** Start Source passage **
The mountain ranges of Mourne, Cooley, and Gullion, beckon you to explore their splendour on foot, bicycle or horseback, on a variety of looped walks and cycle paths. Local adventure centres offer you rock climbing, abseiling canoeing, kayaking, sailing and windsurfing in the waters of Carlingford Lough and the Irish Sea. You can charter Lough cruises for angling, or bird-watching. Day coach trips are available to the historical and scenic sites and routes. If its golf you want, there are ten golf courses, parkland and links in the region.

The area has been awarded the prestigious “European Destination of Excellence” an imprimatur to the visitor of quality and a real cultural experience. Carlingford Lough is a shallow sea lough, which forms part of the border between Northern Ireland and the
Republic of Ireland . The inner lough is dominated by shallow waters and underlying muddy sand beds, with large areas of intertidal mud and sand flats exposed at low tide. The outer mouth of the lough (Cranfield to Greenore) presents deeper waters with a navigable channel, and an underlying mosaic of boulders, cobbles, pebbles and gravels, forming small scattered islands and reefs. The lough is of international and national importance for overwintering, passage and breeding seabirds, waders and waterfowl, which feed, roost and nest on the loughs intertidal flats and islands.
** End Source passage **
** Start Entries shown **
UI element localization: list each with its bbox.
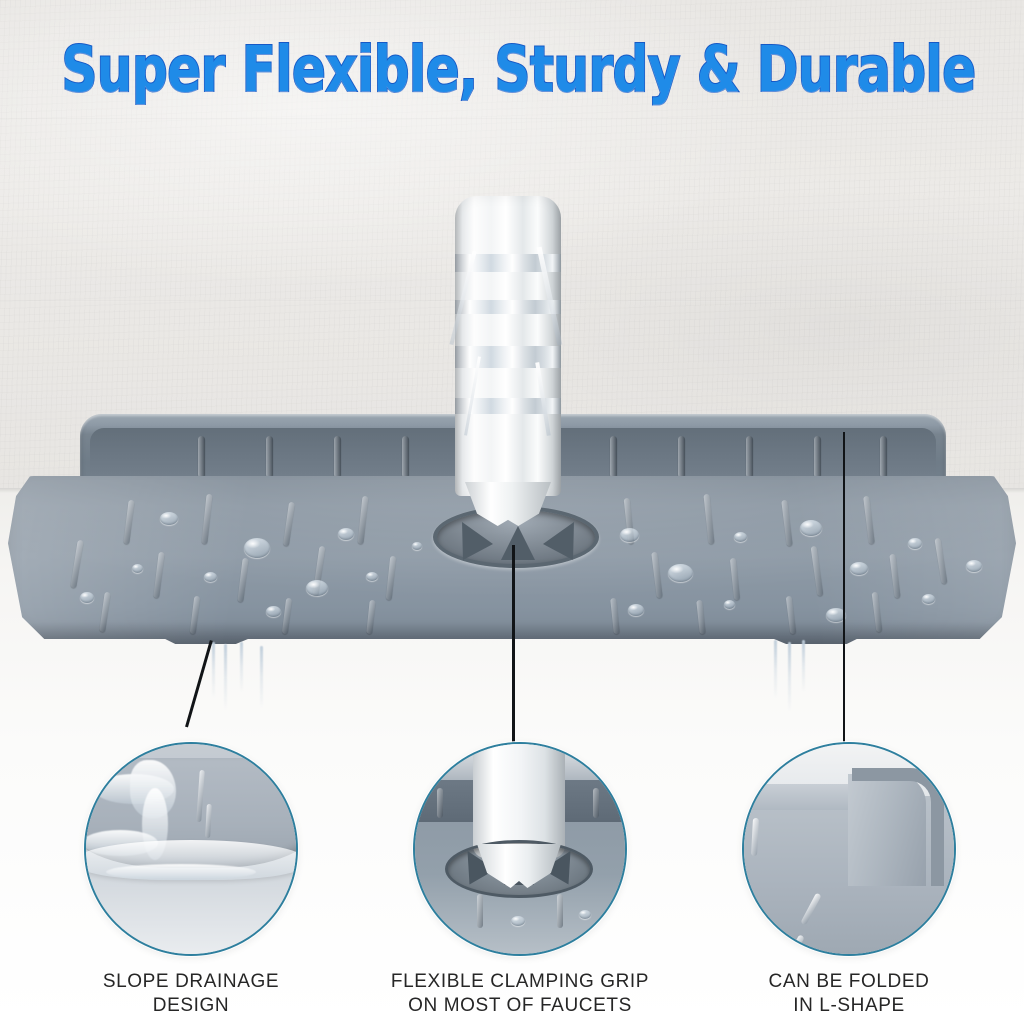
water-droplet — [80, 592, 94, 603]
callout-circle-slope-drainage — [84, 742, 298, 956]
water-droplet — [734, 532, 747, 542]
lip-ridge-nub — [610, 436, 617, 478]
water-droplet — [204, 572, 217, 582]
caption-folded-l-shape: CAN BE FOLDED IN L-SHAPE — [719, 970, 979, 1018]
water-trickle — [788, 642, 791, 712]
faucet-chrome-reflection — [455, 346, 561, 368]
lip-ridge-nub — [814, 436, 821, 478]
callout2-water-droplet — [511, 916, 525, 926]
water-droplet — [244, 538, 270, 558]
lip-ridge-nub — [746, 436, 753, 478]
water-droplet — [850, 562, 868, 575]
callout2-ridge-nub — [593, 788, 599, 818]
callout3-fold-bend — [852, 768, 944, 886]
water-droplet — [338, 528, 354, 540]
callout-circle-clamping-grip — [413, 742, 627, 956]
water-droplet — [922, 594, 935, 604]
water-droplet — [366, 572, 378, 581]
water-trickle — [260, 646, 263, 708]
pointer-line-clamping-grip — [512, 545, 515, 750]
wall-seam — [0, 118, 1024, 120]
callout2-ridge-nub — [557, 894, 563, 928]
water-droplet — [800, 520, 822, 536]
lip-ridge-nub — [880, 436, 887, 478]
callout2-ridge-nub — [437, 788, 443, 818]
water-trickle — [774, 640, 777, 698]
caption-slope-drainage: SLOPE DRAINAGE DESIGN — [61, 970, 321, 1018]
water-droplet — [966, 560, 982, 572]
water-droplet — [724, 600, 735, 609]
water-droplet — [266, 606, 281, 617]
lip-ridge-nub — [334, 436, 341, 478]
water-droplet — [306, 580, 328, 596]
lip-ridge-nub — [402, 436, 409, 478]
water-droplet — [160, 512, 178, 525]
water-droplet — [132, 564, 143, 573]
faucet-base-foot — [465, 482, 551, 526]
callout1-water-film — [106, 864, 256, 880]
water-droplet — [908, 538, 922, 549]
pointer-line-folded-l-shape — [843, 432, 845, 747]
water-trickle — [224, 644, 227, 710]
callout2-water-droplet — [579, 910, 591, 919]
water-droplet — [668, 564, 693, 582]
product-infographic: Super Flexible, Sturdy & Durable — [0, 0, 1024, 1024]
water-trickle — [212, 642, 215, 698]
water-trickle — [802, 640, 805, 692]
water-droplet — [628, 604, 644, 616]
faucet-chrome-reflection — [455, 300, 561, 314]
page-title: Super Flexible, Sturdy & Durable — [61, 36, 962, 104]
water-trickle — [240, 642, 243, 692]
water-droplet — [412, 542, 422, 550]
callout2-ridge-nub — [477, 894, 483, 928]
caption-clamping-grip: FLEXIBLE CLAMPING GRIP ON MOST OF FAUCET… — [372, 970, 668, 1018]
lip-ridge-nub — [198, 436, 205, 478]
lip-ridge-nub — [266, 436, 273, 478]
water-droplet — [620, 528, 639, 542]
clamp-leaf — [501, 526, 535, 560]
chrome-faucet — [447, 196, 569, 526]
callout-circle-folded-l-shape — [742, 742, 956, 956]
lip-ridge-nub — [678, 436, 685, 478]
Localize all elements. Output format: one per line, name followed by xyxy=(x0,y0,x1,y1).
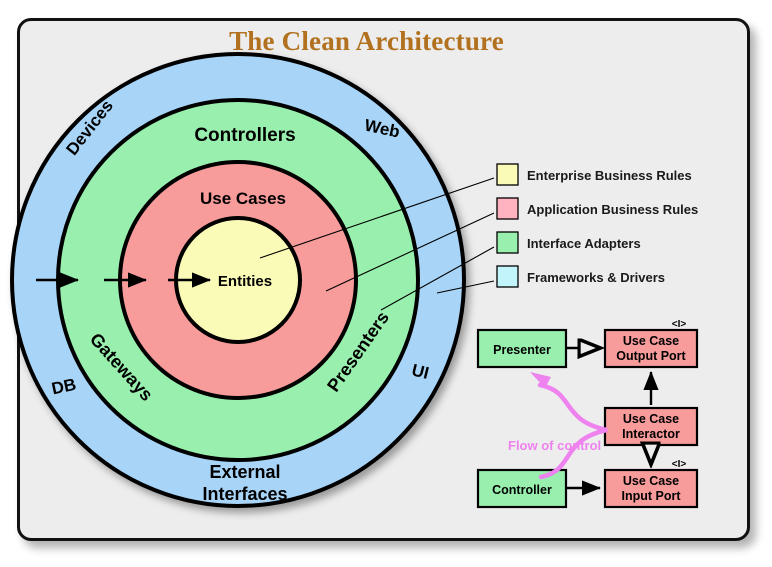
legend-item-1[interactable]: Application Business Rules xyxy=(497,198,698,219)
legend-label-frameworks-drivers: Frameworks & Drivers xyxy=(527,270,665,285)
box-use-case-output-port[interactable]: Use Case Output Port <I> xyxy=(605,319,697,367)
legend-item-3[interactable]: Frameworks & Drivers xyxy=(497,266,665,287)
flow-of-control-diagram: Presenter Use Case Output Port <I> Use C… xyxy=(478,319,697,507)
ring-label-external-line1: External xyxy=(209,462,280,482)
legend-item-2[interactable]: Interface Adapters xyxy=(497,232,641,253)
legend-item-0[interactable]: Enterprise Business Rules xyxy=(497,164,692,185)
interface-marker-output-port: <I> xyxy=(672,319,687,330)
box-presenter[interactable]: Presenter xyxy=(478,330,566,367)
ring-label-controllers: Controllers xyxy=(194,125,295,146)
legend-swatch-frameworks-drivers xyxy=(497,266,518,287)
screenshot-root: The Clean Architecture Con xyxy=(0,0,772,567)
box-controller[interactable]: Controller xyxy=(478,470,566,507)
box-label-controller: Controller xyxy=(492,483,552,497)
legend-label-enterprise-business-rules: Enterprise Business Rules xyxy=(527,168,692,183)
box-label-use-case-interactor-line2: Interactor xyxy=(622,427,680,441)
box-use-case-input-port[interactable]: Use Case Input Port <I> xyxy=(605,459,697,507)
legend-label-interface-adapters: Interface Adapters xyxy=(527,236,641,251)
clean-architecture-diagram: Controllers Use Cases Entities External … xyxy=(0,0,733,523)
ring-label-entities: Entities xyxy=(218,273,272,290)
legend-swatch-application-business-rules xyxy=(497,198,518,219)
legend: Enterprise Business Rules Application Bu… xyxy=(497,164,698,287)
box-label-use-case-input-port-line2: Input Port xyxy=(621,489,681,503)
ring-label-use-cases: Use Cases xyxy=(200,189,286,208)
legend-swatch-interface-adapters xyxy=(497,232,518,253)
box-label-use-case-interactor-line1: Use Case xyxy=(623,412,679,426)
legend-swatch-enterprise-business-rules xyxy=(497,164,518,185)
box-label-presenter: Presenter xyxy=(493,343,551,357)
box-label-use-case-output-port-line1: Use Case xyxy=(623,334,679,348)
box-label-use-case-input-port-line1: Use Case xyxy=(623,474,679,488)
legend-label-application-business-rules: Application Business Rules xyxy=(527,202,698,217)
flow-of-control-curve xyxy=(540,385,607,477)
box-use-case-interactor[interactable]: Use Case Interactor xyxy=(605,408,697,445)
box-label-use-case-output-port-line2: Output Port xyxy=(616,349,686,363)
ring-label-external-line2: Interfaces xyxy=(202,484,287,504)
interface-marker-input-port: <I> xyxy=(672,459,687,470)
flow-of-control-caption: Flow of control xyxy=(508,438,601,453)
** End Entries shown **
■ **What this exercise asks**:
1. According to the Carlingford Lough passage, what award has the area received?
2. Write the next paragraph of the Carlingford Lough passage, picking up after its final sentence.
The items play no part in the work that follows.

■ **Answers in order**:
1. The "European Destination of Excellence."

2.
The region owes its striking landscape to a combination of the underlying geology and the surface processes that have sculpted these rocks over the millions of years since their formation. The upland areas are all underlain by igneous rocks: Slieve Croob is formed of rocks belonging to the Newry Igneous Complex that was emplaced as the ancient Iapetus Ocean closed; the other areas in the Carlingford Lough region are underlain by granite and gabbro that date back to a period during the opening of the North Atlantic Ocean. The magmas intruded earlier rocks, including sandstone, shale, and limestone, which tell some of the geological history of the region back to 440Ma (million years), a period of time that represents around a tenth of the age of the Earth itself . These rocks have been baked and altered close to their contacts with the igneous intrusions.